## START

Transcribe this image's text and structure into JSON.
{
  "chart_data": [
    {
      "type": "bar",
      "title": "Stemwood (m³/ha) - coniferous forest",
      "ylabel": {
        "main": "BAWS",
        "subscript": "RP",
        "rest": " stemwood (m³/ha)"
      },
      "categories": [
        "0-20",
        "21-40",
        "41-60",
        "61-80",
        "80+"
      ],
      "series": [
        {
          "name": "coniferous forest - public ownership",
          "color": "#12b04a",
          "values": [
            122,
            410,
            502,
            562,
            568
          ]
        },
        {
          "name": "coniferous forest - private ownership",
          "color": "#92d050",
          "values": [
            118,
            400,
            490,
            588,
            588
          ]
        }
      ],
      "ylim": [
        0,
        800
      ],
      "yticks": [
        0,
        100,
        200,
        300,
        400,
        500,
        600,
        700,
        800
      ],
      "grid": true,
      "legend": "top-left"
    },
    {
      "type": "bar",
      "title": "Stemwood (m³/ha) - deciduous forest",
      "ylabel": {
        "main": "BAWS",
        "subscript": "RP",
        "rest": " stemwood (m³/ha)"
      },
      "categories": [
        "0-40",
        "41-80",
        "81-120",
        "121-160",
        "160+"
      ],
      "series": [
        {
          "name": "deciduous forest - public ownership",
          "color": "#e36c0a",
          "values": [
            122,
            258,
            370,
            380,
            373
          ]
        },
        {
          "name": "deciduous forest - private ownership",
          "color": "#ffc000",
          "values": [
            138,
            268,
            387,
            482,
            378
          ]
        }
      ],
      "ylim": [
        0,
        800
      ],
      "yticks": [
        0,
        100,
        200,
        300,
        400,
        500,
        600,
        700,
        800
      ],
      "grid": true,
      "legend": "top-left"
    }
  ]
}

## END

- TASK GOAL: Return the listing above word for word.

- RESULT OF THE TASK:
Transcribe this image's text and structure into JSON.
{
  "chart_data": [
    {
      "type": "bar",
      "title": "Stemwood (m³/ha) - coniferous forest",
      "ylabel": {
        "main": "BAWS",
        "subscript": "RP",
        "rest": " stemwood (m³/ha)"
      },
      "categories": [
        "0-20",
        "21-40",
        "41-60",
        "61-80",
        "80+"
      ],
      "series": [
        {
          "name": "coniferous forest - public ownership",
          "color": "#12b04a",
          "values": [
            122,
            410,
            502,
            562,
            568
          ]
        },
        {
          "name": "coniferous forest - private ownership",
          "color": "#92d050",
          "values": [
            118,
            400,
            490,
            588,
            588
          ]
        }
      ],
      "ylim": [
        0,
        800
      ],
      "yticks": [
        0,
        100,
        200,
        300,
        400,
        500,
        600,
        700,
        800
      ],
      "grid": true,
      "legend": "top-left"
    },
    {
      "type": "bar",
      "title": "Stemwood (m³/ha) - deciduous forest",
      "ylabel": {
        "main": "BAWS",
        "subscript": "RP",
        "rest": " stemwood (m³/ha)"
      },
      "categories": [
        "0-40",
        "41-80",
        "81-120",
        "121-160",
        "160+"
      ],
      "series": [
        {
          "name": "deciduous forest - public ownership",
          "color": "#e36c0a",
          "values": [
            122,
            258,
            370,
            380,
            373
          ]
        },
        {
          "name": "deciduous forest - private ownership",
          "color": "#ffc000",
          "values": [
            138,
            268,
            387,
            482,
            378
          ]
        }
      ],
      "ylim": [
        0,
        800
      ],
      "yticks": [
        0,
        100,
        200,
        300,
        400,
        500,
        600,
        700,
        800
      ],
      "grid": true,
      "legend": "top-left"
    }
  ]
}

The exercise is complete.